[INSTRUCTIONS TO FOLLOW] Using the listing below, copy every line that mentions "North".
— START OF DATA ENTRIES —
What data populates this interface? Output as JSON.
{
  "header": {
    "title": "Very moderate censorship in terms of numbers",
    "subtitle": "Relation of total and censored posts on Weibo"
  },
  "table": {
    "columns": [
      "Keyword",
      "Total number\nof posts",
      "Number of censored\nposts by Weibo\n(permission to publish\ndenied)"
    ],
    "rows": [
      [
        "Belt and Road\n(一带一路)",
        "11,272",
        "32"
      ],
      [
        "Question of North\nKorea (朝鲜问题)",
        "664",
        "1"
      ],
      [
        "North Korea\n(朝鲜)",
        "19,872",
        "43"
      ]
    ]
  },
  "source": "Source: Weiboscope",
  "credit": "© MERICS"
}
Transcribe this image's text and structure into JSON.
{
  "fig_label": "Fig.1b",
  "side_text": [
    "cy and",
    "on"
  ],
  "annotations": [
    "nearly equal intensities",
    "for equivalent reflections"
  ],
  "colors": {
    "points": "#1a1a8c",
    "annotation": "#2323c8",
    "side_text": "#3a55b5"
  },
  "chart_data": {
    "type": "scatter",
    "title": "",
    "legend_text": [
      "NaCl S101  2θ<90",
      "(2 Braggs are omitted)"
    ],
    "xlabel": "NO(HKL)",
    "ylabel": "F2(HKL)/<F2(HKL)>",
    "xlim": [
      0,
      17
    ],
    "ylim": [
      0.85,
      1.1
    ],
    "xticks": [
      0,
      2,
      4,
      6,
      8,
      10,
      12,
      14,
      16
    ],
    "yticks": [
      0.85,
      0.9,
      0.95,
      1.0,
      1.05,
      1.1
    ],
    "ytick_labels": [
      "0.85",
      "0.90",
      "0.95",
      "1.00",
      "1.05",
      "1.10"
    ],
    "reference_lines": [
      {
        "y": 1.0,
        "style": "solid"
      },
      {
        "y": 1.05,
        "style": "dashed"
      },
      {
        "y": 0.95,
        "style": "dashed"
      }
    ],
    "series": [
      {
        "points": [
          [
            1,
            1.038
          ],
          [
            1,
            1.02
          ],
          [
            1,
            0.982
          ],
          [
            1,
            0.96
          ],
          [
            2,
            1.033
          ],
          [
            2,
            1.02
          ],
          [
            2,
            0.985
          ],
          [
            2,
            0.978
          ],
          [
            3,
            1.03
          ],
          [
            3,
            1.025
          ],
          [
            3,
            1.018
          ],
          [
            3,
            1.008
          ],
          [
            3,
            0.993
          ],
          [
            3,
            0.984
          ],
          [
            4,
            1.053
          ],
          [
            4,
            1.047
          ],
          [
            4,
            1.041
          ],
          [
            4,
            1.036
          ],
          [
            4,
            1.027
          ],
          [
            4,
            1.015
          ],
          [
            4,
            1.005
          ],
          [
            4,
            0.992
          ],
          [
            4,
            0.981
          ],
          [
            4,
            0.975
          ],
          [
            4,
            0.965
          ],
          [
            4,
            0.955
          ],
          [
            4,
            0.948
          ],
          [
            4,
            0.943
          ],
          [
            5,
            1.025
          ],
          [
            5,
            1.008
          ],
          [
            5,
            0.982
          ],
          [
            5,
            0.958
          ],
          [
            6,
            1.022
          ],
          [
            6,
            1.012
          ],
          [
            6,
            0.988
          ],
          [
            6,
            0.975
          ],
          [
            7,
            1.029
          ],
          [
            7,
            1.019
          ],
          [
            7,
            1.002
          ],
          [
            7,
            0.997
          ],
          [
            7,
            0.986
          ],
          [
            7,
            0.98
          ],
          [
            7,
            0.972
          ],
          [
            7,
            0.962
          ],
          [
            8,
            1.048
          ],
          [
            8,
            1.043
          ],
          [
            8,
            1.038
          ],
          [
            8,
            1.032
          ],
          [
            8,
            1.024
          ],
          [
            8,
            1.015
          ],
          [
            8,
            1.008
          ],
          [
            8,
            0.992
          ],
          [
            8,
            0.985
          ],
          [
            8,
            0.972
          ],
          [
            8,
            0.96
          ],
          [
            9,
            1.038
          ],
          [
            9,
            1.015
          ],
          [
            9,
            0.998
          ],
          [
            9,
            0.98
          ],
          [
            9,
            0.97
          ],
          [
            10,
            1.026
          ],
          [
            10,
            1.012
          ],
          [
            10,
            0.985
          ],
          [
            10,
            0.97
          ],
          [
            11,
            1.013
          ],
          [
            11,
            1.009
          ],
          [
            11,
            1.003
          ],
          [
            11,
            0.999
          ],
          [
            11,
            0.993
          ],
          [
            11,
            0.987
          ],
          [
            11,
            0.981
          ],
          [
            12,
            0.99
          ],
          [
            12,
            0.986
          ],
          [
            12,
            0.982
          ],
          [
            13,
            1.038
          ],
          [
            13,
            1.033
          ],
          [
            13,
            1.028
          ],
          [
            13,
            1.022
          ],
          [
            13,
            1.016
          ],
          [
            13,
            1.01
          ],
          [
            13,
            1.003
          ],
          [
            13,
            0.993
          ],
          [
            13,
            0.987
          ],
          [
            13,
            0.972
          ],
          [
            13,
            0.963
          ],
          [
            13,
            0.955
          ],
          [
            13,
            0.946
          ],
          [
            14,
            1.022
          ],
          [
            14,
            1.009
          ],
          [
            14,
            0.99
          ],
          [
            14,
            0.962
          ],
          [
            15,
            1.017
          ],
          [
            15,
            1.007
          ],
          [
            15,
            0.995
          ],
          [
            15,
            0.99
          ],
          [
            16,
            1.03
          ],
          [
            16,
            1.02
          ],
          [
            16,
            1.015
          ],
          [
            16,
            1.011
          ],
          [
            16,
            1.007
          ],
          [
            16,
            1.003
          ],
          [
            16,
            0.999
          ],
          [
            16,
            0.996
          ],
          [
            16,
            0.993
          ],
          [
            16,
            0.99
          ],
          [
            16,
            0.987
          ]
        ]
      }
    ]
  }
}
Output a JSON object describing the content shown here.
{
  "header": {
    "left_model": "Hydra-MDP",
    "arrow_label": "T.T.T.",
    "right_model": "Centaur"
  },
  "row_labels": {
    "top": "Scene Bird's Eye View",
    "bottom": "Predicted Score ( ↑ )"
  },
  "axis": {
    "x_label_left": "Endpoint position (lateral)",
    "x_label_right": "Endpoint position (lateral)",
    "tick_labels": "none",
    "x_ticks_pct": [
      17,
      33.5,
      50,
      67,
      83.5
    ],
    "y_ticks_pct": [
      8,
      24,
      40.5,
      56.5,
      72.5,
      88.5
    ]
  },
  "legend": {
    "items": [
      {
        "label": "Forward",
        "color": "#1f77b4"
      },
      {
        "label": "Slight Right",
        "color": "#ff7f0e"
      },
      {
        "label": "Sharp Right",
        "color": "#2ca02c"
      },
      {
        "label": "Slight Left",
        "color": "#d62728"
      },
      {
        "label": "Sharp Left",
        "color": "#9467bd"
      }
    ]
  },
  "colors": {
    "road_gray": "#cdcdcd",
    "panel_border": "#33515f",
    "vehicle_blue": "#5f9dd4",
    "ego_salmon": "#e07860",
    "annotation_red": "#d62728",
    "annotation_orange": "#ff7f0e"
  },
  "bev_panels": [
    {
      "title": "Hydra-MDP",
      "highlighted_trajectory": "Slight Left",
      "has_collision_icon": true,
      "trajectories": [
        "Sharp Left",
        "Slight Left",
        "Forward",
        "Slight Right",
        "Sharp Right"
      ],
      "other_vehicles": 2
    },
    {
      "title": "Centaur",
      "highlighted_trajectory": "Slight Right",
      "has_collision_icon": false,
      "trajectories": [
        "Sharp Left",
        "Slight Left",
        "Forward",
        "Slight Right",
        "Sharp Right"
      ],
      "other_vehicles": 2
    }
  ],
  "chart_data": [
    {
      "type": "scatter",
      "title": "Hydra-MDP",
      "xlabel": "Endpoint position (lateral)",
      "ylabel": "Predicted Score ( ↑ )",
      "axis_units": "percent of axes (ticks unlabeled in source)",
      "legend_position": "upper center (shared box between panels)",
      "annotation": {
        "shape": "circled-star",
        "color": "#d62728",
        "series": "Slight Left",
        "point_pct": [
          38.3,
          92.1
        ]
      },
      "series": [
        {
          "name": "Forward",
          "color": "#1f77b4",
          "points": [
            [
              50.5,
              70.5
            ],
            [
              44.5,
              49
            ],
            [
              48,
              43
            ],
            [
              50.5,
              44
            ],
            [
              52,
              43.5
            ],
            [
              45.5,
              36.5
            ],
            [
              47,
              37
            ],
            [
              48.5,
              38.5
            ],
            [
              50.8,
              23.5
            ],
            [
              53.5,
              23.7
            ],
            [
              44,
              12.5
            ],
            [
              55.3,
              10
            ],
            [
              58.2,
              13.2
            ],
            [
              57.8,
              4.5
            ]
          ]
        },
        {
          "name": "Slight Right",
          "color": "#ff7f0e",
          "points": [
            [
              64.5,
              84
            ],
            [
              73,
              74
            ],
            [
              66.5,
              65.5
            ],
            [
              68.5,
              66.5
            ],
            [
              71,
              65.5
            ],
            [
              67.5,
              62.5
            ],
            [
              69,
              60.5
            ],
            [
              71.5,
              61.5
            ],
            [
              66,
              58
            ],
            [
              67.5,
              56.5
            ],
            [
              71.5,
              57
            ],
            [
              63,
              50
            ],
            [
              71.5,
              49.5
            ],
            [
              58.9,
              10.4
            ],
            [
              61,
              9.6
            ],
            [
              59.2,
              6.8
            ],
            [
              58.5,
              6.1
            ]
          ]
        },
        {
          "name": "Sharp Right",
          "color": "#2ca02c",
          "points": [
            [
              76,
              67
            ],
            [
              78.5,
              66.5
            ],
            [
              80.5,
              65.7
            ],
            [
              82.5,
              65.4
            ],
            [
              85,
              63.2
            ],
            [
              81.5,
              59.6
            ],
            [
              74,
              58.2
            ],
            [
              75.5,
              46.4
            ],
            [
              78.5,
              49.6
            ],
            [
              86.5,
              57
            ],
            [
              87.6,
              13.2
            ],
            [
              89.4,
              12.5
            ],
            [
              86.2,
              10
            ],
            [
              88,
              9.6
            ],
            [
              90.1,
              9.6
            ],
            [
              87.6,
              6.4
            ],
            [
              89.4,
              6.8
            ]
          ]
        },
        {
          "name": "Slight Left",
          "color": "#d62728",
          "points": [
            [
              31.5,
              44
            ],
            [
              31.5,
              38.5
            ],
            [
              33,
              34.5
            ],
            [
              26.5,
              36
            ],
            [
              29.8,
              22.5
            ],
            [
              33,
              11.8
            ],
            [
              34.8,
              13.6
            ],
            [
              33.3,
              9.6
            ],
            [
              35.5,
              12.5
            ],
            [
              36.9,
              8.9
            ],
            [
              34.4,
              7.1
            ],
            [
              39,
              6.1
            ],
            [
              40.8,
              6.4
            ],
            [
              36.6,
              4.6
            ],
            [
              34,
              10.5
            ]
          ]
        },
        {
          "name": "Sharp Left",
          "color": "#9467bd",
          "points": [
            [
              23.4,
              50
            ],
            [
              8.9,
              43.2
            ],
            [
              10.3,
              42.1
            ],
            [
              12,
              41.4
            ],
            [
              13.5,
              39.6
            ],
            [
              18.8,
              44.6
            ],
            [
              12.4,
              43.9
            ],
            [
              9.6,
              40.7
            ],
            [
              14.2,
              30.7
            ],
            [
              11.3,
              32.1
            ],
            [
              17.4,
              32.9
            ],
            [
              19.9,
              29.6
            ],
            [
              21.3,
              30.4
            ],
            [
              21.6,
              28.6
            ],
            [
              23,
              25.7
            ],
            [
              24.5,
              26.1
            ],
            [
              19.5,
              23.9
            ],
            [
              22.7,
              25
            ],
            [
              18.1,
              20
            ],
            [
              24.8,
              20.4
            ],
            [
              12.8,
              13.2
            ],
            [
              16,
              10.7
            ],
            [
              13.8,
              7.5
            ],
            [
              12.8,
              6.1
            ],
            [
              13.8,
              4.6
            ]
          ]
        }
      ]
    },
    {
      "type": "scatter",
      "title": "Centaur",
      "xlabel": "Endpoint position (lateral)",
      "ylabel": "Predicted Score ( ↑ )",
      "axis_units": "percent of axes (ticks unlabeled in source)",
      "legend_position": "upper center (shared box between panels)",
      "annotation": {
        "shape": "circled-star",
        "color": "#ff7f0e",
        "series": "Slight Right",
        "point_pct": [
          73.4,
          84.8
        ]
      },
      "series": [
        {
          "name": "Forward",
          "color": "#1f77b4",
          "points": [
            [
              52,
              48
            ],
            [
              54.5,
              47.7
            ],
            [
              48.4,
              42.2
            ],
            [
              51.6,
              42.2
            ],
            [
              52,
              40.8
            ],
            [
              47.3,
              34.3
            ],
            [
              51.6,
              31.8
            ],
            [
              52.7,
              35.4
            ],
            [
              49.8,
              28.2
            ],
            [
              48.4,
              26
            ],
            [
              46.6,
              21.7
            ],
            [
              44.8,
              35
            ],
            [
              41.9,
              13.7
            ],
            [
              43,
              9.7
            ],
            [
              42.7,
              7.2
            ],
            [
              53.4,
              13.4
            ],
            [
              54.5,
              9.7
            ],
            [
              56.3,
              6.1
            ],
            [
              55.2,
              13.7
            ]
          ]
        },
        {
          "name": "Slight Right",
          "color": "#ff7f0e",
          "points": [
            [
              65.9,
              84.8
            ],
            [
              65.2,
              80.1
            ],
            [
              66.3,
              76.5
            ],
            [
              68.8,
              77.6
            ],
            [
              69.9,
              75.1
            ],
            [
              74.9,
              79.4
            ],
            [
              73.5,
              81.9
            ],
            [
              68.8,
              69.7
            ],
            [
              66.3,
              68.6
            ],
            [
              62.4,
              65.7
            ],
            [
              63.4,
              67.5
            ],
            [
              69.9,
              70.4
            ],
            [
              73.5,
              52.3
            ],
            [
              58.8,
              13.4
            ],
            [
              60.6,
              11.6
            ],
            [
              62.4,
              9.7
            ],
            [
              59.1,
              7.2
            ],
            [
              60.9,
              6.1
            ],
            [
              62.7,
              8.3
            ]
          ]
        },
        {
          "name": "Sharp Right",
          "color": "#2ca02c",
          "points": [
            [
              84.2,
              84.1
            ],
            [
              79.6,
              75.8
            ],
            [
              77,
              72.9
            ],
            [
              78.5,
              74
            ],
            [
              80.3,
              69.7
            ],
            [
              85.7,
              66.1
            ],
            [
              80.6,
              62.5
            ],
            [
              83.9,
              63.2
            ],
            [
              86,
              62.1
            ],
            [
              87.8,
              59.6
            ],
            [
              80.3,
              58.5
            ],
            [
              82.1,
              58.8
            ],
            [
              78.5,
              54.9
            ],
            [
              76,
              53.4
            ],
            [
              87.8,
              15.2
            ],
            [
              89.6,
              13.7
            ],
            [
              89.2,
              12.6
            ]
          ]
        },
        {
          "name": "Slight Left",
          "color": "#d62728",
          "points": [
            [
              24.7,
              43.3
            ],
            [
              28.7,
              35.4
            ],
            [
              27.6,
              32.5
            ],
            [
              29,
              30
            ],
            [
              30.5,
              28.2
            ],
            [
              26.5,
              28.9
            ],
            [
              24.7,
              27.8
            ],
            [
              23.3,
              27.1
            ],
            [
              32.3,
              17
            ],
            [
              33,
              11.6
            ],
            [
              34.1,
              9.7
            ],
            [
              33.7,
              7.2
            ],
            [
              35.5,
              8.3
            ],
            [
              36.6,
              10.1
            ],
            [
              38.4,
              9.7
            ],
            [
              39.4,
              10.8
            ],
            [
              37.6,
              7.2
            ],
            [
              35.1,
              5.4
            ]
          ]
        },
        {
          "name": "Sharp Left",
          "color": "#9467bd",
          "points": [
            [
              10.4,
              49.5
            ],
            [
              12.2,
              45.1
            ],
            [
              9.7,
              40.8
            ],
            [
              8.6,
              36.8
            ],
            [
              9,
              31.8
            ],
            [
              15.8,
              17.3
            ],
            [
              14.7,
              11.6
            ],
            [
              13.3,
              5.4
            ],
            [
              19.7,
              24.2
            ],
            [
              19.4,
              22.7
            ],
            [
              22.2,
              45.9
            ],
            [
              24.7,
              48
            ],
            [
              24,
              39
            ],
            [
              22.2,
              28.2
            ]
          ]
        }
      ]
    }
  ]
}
— END OF DATA ENTRIES —
[WRITTEN RESPONSE]
        "Question of North\nKorea (朝鲜问题)",
        "North Korea\n(朝鲜)",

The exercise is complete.